__WORK ITEM__:
Wherever the listing has a line with the string "text", copy that line out.

+--

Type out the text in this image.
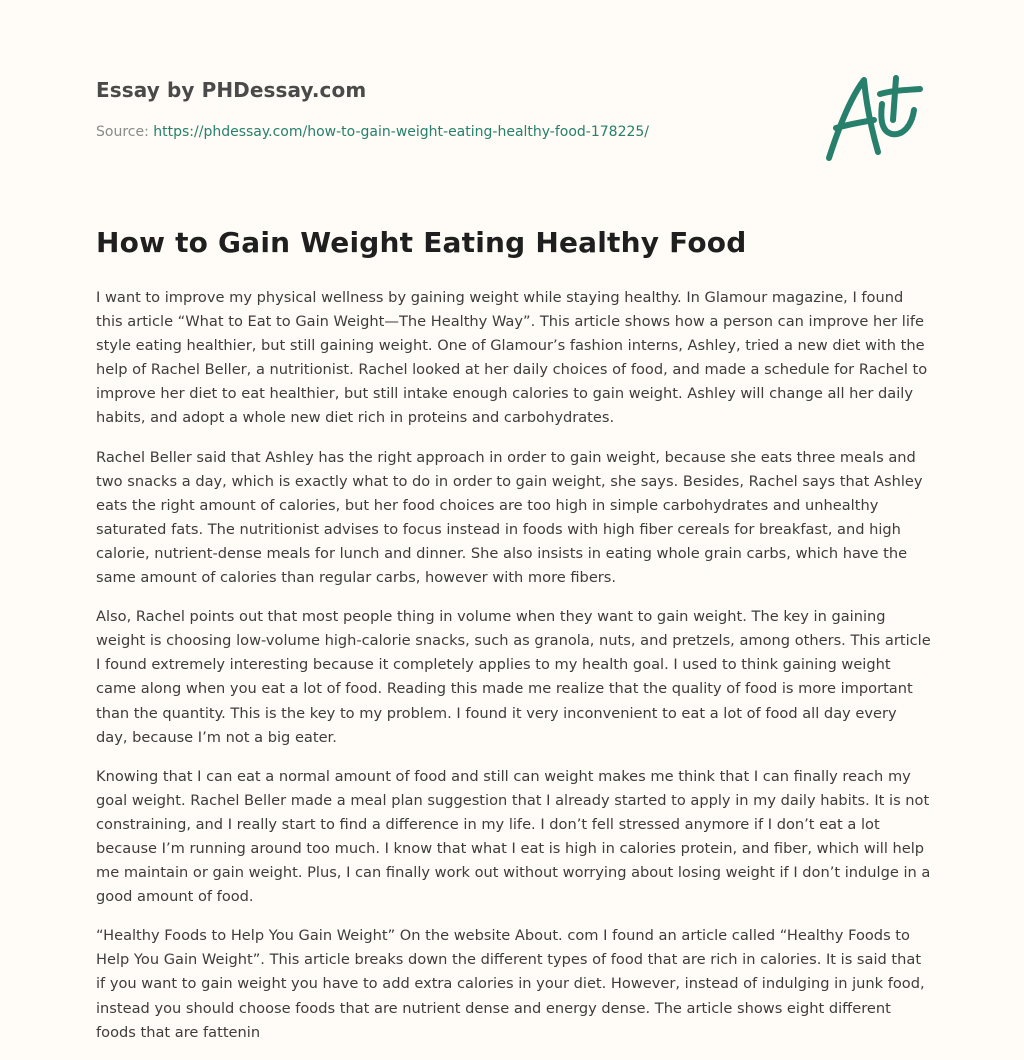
Essay by PHDessay.com
Source: https://phdessay.com/how-to-gain-weight-eating-healthy-food-178225/
How to Gain Weight Eating Healthy Food

I want to improve my physical wellness by gaining weight while staying healthy. In Glamour magazine, I found this article “What to Eat to Gain Weight—The Healthy Way”. This article shows how a person can improve her life style eating healthier, but still gaining weight. One of Glamour’s fashion interns, Ashley, tried a new diet with the help of Rachel Beller, a nutritionist. Rachel looked at her daily choices of food, and made a schedule for Rachel to improve her diet to eat healthier, but still intake enough calories to gain weight. Ashley will change all her daily habits, and adopt a whole new diet rich in proteins and carbohydrates.

Rachel Beller said that Ashley has the right approach in order to gain weight, because she eats three meals and two snacks a day, which is exactly what to do in order to gain weight, she says. Besides, Rachel says that Ashley eats the right amount of calories, but her food choices are too high in simple carbohydrates and unhealthy saturated fats. The nutritionist advises to focus instead in foods with high fiber cereals for breakfast, and high calorie, nutrient-dense meals for lunch and dinner. She also insists in eating whole grain carbs, which have the same amount of calories than regular carbs, however with more fibers.

Also, Rachel points out that most people thing in volume when they want to gain weight. The key in gaining weight is choosing low-volume high-calorie snacks, such as granola, nuts, and pretzels, among others. This article I found extremely interesting because it completely applies to my health goal. I used to think gaining weight came along when you eat a lot of food. Reading this made me realize that the quality of food is more important than the quantity. This is the key to my problem. I found it very inconvenient to eat a lot of food all day every day, because I’m not a big eater.

Knowing that I can eat a normal amount of food and still can weight makes me think that I can finally reach my goal weight. Rachel Beller made a meal plan suggestion that I already started to apply in my daily habits. It is not constraining, and I really start to find a difference in my life. I don’t fell stressed anymore if I don’t eat a lot because I’m running around too much. I know that what I eat is high in calories protein, and fiber, which will help me maintain or gain weight. Plus, I can finally work out without worrying about losing weight if I don’t indulge in a good amount of food.

“Healthy Foods to Help You Gain Weight” On the website About. com I found an article called “Healthy Foods to Help You Gain Weight”. This article breaks down the different types of food that are rich in calories. It is said that if you want to gain weight you have to add extra calories in your diet. However, instead of indulging in junk food, instead you should choose foods that are nutrient dense and energy dense. The article shows eight different foods that are fattenin
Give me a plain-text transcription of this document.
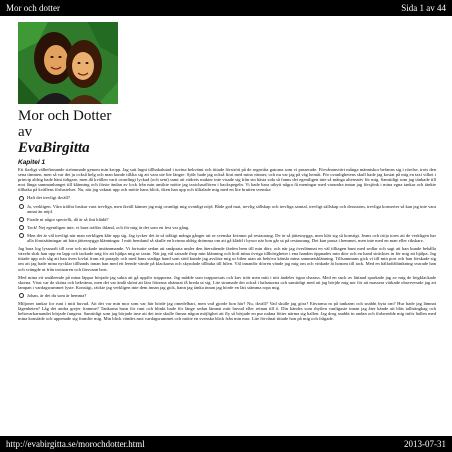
Mor och dotter	Sida 1 av 44
Mor och Dotter
av
EvaBirgitta
Kapitel 1

Ett fiarligt välbefinnande strömmade genom min kropp. Jag satt lugnt tillbakalutad i tuvina bekvämt och tittade förstrött på de regnvåta gatorna som vi passerade. Förvånansvärt många människor befanns sig i rörelse, trots den sena timmen, men så var det ju också helg och man kunde tillåta sig att vara ute lite längre. Själv hade jag också firat med mina vänner, och nu var jag på väg hemåt. För ovanlighetens skull hade jag kostat på mig en taxi vilket i princip aldrig hade hänt tidigare, men då kvällen varit ovanlingt lyckad (och sent) samt att vädrets makter inte visade sig från sin bästa sida så fanns det egentligen inte så många alternativ för mig. Samtidigt som jag tänkade till mot långa sammanhanget till klänning och förste ändan av lock från min ansikte mötte jag taxichauffören i backspegeln. Vi hade bara utbytt några få meningar med varandra innan jag försjönk i mina egna tankar och tänkte tillbaka på kvällens förlustelser. Nu, när jag vaknat upp och mötte hans blick, öken han upp och tilltalade mig med en lite brutten svenska

Haft det trevligt ikväll?
Ja, verkligen. Våra träffar brukar vara trevliga, men ikväll känner jag mig ovanligt mig ovanligt nöjd. Både god mat, trevlig sällskap och trevliga samtal, trevligt sällskap och dessutom, trevliga konserter så kan jag inte vara annat än nöjd.
Firade ni något speciellt, då är så fint klädd?
Tack! Nej egentligen inte, vi bara träffas ibland, och för mig är det som en fest var gång.
Men det är väl trevligt när man verkligen klär upp sig. Jag tycker det är så tråkigt många gånger att se svenska kvinnor på restaurang. De är så jättesnygga, men klär sig så konstigt. Jeans och tröja tores att de verkligen har alla förutsättningar att bära jättesnygga klänningar. I mitt hemland så skulle en kvinna aldrig drömma om att gå klädd i byxor när hon går ut på restaurang. Det kan passa i hemmet, men inte med en man eller rikskarz.

Jag bara log lyssnarlt till svar och nickade instämmande. Vi fortsatte sedan att småprata under den återstående färden hem till min dörr, och när jag överlämnat en väl tilltagen bunt med sedlar och sagt att han kunde behålla växeln skrk han upp en lapp och tackade mig för att hjälpa mig ur taxin. När jag väl satsade ihop min klänning och hoft mina övriga tillhörigheter i ena handen öppnades min dörr och en hand sträcktes in för mig att hjälpa. Jag tittade upp och såg att han även lovlat fram ett paraply och med hans stadiga hand som stöd kunde jag avslöra mig ur bilen utan att behöva känsla mina sammetsklänning. Tillsammans gick vi till min port och han förskade sig om att jag hade mina nycklar tillhands innan han med ett leende vände på klackarna och skyndade tillbaka till bilen. Väl innanför dörren vände jag mig om och vinkade åt honom till tack. Med en hälfadifihinkning svarade han och svängde ut från trottoaren och försvann bort.

Med mina ett småleende på mina läppar började jag sakta att gå uppför trapporna. Jag mådde som trappavsats och kuv trött men mitt i nitt ändeles ögna charass. Med en suck av lättnad sparkade jag av mig de högklackade skorna. Visst var de sköna och bekväma, men det var ändå skönt att lära fötterna obämrat få breda ut sig. Lite stramade det också i halsmorna och samtidigt med att jag börjde mig nor för att massera värkade observerade jag att lampan i vardagsrummet lyste. Konstigt, räckte jag verkligen inte dem innan jag gick, hann jag tänka innan jag hörde en lätt stämma ropa mig.

Johan, är det du som är hemma?

Miljoner tankar for runt i mitt huvud. Att det var min mor som var här hörde jag omedelbart, men vad gjorde hon här? Nu, ikväll? Vad skulle jag göra? Ettvarma m på tankarm och snabbt byta om? Hur hade jag lämnat lägenheten? Låg det andra grejer framme? Tankarna busn för runt och blinkt hade för länge sedan lämnat mitt huvud eller reinan till ö. Din kändes som rhytlen vanligaste innan jag åter kände att bläs tallträngkag och behovarkarnandet började fungera. Samtidigt som jag började inse att det inte skulle finnas någon möjlighet att fly så började en pur nakna fötter närma sig hallen. Jag drog snabbt in andan och förberedde mig inför hallen med mina konstäde och uppenade sig framför mig. Min blick vändes mot vardagsrummet och mötte en svenska blick från min mor. Lite förvånat tittade hon på mig och frågade.

http://evabirgitta.se/morochdotter.html	2013-07-31
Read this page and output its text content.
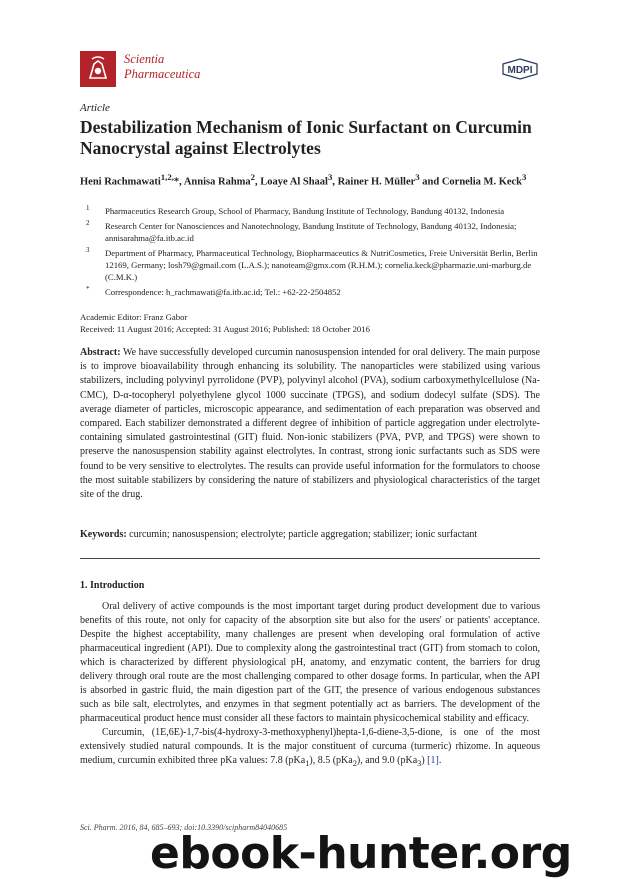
Scientia
Pharmaceutica	MDPI
Article
Destabilization Mechanism of Ionic Surfactant on Curcumin Nanocrystal against Electrolytes
Heni Rachmawati$^{1,2,}$*, Annisa Rahma$^2$, Loaye Al Shaal$^3$, Rainer H. Müller$^3$ and Cornelia M. Keck$^3$
1 Pharmaceutics Research Group, School of Pharmacy, Bandung Institute of Technology, Bandung 40132, Indonesia
2 Research Center for Nanosciences and Nanotechnology, Bandung Institute of Technology, Bandung 40132, Indonesia; annisarahma@fa.itb.ac.id
3 Department of Pharmacy, Pharmaceutical Technology, Biopharmaceutics & NutriCosmetics, Freie Universität Berlin, Berlin 12169, Germany; losh79@gmail.com (L.A.S.); nanoteam@gmx.com (R.H.M.); cornelia.keck@pharmazie.uni-marburg.de (C.M.K.)
* Correspondence: h_rachmawati@fa.itb.ac.id; Tel.: +62-22-2504852
Academic Editor: Franz Gabor
Received: 11 August 2016; Accepted: 31 August 2016; Published: 18 October 2016

Abstract: We have successfully developed curcumin nanosuspension intended for oral delivery. The main purpose is to improve bioavailability through enhancing its solubility. The nanoparticles were stabilized using various stabilizers, including polyvinyl pyrrolidone (PVP), polyvinyl alcohol (PVA), sodium carboxymethylcellulose (Na-CMC), D-α-tocopheryl polyethylene glycol 1000 succinate (TPGS), and sodium dodecyl sulfate (SDS). The average diameter of particles, microscopic appearance, and sedimentation of each preparation was observed and compared. Each stabilizer demonstrated a different degree of inhibition of particle aggregation under electrolyte-containing simulated gastrointestinal (GIT) fluid. Non-ionic stabilizers (PVA, PVP, and TPGS) were shown to preserve the nanosuspension stability against electrolytes. In contrast, strong ionic surfactants such as SDS were found to be very sensitive to electrolytes. The results can provide useful information for the formulators to choose the most suitable stabilizers by considering the nature of stabilizers and physiological characteristics of the target site of the drug.

Keywords: curcumin; nanosuspension; electrolyte; particle aggregation; stabilizer; ionic surfactant

1. Introduction

Oral delivery of active compounds is the most important target during product development due to various benefits of this route, not only for capacity of the absorption site but also for the users' or patients' acceptance. Despite the highest acceptability, many challenges are present when developing oral formulation of active pharmaceutical ingredient (API). Due to complexity along the gastrointestinal tract (GIT) from stomach to colon, which is characterized by different physiological pH, anatomy, and enzymatic content, the barriers for drug delivery through oral route are the most challenging compared to other dosage forms. In particular, when the API is absorbed in gastric fluid, the main digestion part of the GIT, the presence of various endogenous substances such as bile salt, electrolytes, and enzymes in that segment potentially act as barriers. The development of the pharmaceutical product hence must consider all these factors to maintain physicochemical stability and efficacy.

Curcumin, (1E,6E)-1,7-bis(4-hydroxy-3-methoxyphenyl)hepta-1,6-diene-3,5-dione, is one of the most extensively studied natural compounds. It is the major constituent of curcuma (turmeric) rhizome. In aqueous medium, curcumin exhibited three pKa values: 7.8 (pKa$_1$), 8.5 (pKa$_2$), and 9.0 (pKa$_3$) [1].

Sci. Pharm. 2016, 84, 685–693; doi:10.3390/scipharm84040685
ebook-hunter.org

+--

__RESPONSE AREA__:
Type out the text in this image.
Give me a plain-text transcription of this document.
Read this page and output its text content.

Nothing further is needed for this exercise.